Page transcription dataset items:
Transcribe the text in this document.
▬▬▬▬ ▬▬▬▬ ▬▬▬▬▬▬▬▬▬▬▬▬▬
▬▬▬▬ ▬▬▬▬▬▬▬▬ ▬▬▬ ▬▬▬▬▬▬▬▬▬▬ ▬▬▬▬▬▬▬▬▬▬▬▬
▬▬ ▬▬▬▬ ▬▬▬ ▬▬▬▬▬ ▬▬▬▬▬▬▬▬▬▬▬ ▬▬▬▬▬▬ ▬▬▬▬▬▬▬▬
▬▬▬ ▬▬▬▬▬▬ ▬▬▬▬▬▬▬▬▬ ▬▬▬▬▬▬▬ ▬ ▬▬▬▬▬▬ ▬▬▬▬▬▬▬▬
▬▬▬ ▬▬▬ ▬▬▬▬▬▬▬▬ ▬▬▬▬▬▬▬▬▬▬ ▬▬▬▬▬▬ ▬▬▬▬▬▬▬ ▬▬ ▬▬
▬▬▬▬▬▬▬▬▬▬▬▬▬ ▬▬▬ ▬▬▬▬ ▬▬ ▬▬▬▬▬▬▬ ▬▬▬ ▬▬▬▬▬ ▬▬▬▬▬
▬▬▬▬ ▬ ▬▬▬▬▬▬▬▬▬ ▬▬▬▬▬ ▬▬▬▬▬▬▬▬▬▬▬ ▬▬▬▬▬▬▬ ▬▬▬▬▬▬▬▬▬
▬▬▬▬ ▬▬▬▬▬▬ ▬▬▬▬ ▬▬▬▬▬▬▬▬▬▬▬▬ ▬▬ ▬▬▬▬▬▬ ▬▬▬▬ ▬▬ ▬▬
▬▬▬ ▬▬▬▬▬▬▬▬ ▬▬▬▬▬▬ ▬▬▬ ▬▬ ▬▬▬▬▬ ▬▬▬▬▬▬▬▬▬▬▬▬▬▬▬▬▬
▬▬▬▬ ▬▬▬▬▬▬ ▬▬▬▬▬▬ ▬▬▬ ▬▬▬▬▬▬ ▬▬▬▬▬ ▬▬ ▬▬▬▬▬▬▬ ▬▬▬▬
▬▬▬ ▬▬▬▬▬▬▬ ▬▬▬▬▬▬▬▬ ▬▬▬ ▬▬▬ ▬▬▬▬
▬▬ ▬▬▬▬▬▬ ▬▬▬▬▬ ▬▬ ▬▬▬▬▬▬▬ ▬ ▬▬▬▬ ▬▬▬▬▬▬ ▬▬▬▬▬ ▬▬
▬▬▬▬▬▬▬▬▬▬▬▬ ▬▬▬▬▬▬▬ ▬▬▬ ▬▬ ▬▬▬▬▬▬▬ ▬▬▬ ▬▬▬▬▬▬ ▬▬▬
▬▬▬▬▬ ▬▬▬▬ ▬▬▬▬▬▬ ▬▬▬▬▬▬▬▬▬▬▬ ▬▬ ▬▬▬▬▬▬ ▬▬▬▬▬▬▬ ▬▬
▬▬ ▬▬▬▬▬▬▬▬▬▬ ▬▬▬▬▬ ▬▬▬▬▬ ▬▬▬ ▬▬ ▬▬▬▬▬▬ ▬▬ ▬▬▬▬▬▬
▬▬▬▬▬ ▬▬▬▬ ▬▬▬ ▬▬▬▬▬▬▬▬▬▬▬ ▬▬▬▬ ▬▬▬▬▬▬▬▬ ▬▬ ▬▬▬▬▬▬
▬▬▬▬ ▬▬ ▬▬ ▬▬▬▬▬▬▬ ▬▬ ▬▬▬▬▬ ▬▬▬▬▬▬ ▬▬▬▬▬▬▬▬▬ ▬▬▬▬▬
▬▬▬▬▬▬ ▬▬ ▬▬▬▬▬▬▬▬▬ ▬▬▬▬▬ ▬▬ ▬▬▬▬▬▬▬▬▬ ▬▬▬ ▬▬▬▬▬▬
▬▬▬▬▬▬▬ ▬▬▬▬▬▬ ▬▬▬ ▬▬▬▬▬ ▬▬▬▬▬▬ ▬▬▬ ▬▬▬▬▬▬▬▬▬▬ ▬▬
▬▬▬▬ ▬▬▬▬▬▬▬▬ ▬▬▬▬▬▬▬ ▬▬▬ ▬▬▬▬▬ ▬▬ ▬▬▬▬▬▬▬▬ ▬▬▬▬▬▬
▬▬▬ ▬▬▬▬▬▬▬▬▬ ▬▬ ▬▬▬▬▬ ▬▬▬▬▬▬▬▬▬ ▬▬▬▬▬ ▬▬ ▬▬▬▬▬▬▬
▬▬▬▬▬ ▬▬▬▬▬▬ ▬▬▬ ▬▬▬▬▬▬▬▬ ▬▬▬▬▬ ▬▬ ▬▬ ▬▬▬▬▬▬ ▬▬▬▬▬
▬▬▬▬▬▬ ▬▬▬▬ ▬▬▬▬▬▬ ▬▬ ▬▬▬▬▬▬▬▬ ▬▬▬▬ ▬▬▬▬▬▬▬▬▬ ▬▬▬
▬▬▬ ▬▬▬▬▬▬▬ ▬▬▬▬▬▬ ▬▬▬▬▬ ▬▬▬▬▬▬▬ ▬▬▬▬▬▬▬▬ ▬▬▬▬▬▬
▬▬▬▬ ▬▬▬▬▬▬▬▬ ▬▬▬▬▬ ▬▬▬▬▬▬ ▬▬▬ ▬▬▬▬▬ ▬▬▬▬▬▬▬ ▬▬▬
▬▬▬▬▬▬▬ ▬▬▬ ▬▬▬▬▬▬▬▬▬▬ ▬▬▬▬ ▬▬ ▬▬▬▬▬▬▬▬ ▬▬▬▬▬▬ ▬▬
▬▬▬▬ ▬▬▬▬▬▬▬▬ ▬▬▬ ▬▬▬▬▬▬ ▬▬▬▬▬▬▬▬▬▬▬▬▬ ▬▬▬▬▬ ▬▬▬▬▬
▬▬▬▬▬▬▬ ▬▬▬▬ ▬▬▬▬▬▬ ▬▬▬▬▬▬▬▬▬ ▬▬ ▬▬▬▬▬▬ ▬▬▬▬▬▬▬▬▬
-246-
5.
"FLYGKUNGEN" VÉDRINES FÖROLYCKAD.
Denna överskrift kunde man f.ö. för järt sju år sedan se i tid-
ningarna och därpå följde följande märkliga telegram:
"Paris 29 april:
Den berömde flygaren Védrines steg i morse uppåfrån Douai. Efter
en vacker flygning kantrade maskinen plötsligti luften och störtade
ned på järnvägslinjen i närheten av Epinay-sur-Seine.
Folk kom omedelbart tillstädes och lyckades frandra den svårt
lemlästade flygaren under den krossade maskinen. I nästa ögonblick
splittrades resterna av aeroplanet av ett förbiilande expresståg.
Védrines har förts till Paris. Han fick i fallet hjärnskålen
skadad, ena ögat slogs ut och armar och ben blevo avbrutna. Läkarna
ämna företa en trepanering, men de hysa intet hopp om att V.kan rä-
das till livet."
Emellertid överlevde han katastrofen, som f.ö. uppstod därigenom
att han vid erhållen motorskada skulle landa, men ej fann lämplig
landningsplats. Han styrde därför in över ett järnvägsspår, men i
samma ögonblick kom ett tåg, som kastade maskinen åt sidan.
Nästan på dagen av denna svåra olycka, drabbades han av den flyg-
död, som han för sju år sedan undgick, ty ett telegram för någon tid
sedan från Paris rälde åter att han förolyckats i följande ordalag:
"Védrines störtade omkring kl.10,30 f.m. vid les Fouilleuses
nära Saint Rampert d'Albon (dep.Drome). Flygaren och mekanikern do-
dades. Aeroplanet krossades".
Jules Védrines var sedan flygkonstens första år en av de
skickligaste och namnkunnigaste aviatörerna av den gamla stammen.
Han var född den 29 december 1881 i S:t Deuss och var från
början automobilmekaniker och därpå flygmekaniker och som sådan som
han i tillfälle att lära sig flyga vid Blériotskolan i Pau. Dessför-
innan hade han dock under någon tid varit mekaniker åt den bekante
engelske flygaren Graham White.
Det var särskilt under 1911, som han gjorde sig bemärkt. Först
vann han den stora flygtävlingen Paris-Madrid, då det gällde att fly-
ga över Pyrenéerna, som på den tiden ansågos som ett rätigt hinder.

■ **INSTRUCTIONS TO FOLLOW**:
Determine how many lines above have the string "ögonblick" and output nothing besides the count.

■ **TASK RESULT**:
2